**INSTRUCTION**
Scan the entries below for the word "économique". Copy each line that has it.

>> Start RAW RECORDS

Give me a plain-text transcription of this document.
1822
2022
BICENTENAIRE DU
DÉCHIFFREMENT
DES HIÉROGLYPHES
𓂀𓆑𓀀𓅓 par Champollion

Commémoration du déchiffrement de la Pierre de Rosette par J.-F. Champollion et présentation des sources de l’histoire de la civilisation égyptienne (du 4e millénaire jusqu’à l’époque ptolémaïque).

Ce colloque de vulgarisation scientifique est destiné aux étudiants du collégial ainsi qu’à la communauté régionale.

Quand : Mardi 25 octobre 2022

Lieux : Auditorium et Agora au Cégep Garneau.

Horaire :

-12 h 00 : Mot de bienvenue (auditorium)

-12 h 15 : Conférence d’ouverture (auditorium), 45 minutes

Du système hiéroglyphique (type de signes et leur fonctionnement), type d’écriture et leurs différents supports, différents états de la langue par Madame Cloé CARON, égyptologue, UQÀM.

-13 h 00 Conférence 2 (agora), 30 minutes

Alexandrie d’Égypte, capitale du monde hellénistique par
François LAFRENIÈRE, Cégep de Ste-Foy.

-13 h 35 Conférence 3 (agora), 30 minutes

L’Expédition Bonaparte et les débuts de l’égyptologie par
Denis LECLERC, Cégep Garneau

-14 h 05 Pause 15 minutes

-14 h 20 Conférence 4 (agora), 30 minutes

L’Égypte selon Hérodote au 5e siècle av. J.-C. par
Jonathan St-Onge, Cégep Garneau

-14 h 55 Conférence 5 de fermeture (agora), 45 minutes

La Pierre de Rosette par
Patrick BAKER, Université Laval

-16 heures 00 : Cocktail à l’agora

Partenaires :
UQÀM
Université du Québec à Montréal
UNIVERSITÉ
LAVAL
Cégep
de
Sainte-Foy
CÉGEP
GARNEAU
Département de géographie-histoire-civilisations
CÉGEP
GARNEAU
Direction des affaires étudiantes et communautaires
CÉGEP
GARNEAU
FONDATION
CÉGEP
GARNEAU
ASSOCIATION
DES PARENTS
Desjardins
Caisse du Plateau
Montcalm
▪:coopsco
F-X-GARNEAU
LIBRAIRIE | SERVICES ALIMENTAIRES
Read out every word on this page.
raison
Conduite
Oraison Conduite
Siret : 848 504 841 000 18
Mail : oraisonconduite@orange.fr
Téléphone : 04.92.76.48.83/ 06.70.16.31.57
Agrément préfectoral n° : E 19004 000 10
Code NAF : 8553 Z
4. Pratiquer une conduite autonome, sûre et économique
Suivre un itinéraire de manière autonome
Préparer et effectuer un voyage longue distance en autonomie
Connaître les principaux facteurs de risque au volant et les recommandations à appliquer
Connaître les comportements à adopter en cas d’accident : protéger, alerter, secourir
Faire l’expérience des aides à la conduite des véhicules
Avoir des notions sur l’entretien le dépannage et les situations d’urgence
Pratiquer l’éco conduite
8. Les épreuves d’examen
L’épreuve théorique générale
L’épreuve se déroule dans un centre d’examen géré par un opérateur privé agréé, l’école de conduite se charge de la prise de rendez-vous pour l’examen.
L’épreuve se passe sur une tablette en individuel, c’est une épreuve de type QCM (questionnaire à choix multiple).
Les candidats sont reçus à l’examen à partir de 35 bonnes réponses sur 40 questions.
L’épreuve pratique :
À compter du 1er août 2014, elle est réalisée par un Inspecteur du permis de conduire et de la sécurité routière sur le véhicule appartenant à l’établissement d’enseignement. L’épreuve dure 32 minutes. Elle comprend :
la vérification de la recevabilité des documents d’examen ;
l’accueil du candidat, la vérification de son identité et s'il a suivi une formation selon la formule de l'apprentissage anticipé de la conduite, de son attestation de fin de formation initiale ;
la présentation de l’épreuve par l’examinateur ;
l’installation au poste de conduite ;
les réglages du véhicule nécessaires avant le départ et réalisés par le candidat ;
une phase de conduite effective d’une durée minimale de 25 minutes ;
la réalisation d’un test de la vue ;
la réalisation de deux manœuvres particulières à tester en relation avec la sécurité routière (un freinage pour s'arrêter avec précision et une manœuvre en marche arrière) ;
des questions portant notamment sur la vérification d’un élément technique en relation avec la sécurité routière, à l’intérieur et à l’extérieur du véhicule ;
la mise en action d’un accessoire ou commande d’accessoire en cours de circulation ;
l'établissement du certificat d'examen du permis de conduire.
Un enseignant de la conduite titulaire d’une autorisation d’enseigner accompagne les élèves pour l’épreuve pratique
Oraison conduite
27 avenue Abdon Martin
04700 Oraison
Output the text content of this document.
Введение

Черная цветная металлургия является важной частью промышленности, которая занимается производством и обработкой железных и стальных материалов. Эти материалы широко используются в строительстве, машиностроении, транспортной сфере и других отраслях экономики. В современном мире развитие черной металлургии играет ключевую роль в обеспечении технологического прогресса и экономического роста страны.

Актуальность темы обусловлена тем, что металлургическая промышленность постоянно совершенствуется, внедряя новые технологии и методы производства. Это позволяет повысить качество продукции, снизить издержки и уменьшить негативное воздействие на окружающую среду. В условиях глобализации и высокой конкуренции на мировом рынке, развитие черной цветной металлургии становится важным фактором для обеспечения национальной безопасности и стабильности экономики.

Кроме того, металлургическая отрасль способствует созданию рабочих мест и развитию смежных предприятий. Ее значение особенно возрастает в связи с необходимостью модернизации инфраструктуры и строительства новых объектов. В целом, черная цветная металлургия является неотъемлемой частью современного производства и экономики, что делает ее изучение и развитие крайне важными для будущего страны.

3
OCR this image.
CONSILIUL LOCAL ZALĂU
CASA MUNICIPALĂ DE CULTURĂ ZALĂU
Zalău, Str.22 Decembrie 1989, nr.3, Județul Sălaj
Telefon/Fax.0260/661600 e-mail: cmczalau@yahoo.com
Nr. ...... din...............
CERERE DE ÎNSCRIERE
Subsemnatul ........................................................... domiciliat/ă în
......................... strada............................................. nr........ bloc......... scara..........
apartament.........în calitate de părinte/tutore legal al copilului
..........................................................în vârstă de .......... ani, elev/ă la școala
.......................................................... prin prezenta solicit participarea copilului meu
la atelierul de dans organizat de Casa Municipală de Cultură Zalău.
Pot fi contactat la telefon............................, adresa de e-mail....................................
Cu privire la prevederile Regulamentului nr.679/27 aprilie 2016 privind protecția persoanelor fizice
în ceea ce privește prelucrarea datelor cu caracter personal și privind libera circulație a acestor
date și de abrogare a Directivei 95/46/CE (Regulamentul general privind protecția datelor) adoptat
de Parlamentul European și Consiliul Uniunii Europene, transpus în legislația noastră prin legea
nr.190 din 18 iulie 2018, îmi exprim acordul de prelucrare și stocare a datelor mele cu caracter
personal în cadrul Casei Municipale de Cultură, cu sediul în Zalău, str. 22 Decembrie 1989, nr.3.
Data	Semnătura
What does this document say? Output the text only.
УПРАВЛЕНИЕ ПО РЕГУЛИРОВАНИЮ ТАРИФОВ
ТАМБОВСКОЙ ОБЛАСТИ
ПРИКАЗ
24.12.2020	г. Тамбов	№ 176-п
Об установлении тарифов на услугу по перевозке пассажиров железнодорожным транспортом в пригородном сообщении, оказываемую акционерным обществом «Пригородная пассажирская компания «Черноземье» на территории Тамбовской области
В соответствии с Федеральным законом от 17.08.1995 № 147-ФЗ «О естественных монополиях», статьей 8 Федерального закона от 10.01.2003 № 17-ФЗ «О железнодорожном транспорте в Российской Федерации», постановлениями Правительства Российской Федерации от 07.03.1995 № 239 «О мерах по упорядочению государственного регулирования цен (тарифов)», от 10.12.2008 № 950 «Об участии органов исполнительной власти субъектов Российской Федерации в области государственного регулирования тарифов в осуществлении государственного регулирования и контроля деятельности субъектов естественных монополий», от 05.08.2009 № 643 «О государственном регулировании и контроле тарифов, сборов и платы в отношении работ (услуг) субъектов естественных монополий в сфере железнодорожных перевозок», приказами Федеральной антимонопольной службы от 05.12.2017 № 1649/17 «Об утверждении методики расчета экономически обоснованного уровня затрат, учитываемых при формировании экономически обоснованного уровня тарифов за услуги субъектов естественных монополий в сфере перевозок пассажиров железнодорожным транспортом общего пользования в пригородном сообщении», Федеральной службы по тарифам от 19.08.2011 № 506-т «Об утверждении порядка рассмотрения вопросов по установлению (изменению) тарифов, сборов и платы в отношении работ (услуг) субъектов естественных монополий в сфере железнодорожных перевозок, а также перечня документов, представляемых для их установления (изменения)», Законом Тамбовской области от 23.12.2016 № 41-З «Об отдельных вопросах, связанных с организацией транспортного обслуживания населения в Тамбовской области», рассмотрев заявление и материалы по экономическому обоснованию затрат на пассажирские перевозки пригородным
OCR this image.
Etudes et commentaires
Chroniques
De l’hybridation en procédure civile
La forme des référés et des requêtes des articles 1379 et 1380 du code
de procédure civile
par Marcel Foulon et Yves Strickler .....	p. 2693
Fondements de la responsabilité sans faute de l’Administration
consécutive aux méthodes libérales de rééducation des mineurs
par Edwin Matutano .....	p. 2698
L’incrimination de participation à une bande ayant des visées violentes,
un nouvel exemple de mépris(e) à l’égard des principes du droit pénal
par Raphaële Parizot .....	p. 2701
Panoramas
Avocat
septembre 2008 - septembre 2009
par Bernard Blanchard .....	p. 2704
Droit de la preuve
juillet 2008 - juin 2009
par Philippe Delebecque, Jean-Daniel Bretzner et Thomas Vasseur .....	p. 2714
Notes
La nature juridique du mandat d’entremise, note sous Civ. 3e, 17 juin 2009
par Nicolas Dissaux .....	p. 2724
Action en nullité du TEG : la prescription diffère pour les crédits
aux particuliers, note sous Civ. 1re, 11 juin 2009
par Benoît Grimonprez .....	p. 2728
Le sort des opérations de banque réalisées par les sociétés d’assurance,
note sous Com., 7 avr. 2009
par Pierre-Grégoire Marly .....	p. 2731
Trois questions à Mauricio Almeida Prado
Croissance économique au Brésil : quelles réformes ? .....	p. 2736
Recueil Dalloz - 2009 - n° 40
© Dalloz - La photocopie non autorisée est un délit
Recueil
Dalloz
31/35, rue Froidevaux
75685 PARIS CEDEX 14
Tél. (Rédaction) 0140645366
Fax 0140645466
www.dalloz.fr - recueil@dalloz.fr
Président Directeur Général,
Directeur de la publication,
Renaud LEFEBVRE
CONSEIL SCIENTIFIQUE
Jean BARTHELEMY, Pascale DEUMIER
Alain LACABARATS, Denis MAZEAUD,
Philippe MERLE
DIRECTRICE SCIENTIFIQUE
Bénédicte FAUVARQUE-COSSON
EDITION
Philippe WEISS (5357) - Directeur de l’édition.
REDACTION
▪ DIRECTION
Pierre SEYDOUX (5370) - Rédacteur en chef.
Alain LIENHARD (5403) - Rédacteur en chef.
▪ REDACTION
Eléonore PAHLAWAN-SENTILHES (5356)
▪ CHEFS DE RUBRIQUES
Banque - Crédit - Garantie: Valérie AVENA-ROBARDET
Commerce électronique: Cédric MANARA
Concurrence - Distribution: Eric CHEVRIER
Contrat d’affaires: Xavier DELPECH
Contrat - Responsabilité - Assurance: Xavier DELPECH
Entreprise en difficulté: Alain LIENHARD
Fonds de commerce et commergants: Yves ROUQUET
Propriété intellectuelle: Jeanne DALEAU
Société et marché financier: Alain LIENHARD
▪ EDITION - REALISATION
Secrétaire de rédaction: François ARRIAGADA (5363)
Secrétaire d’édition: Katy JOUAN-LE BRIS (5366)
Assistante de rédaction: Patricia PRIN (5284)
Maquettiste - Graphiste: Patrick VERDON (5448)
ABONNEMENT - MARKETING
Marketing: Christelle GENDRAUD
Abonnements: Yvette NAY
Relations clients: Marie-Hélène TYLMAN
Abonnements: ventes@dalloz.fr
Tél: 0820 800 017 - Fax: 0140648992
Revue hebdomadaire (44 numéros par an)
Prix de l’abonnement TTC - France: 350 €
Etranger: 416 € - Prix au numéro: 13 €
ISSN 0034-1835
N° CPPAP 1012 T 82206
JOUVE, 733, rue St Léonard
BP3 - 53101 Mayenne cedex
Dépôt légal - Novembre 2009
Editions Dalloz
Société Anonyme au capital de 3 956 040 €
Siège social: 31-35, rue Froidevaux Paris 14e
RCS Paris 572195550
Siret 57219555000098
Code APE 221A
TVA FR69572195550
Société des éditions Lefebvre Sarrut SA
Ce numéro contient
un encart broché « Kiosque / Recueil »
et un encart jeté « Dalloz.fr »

>> End RAW RECORDS

**RESPONSE TO THIS EXERCISE**
4. Pratiquer une conduite autonome, sûre et économique
Croissance économique au Brésil : quelles réformes ? .....	p. 2736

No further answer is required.